__Given instruction__.
Keep only the lines of the listing that include the word "this", and copy them.

__Task material__.
- - -

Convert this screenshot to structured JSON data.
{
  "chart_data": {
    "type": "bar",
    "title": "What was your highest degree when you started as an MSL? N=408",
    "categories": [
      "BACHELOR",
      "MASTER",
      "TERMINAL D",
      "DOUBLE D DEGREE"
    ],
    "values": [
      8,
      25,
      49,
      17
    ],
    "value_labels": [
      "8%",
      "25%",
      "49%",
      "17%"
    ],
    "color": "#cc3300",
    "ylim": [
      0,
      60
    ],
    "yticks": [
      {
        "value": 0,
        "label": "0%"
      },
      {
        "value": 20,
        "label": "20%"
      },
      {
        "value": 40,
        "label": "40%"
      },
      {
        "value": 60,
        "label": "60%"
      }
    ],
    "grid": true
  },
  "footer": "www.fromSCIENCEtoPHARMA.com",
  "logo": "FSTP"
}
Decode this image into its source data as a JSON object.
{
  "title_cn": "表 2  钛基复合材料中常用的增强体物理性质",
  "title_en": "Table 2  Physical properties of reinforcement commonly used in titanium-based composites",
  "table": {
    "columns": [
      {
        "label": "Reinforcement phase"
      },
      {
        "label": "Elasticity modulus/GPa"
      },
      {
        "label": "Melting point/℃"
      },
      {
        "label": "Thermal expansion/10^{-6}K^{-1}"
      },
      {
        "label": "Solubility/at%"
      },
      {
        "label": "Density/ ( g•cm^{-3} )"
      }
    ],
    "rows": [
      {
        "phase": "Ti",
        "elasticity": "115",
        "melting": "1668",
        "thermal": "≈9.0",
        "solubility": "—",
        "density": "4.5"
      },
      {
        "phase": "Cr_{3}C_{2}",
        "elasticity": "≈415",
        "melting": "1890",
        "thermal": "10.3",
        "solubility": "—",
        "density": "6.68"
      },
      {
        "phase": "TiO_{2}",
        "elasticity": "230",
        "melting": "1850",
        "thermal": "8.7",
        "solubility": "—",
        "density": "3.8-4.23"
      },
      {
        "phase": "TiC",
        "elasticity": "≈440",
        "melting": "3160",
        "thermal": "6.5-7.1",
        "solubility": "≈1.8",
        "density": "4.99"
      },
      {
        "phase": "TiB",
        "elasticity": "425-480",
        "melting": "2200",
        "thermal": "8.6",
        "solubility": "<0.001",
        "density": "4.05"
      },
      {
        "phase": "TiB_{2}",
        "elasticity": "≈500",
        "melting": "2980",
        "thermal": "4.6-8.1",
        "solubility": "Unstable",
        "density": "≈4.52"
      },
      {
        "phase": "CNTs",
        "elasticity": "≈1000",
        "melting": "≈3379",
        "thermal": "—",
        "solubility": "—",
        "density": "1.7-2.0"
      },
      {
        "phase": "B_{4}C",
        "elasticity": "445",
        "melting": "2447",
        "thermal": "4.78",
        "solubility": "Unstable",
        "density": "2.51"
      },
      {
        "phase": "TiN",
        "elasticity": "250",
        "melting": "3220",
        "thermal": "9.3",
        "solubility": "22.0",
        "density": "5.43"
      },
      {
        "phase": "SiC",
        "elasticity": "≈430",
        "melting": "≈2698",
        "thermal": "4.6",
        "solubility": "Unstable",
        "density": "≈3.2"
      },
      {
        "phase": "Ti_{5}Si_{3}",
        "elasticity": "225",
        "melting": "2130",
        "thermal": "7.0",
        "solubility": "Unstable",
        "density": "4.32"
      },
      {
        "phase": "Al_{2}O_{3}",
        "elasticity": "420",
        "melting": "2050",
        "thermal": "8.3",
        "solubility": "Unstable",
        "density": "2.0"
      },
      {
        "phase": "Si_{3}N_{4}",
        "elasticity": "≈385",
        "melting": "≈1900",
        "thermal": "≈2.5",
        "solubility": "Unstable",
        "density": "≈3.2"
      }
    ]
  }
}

- - -

__Final result__.
Convert this screenshot to structured JSON data.
Decode this image into its source data as a JSON object.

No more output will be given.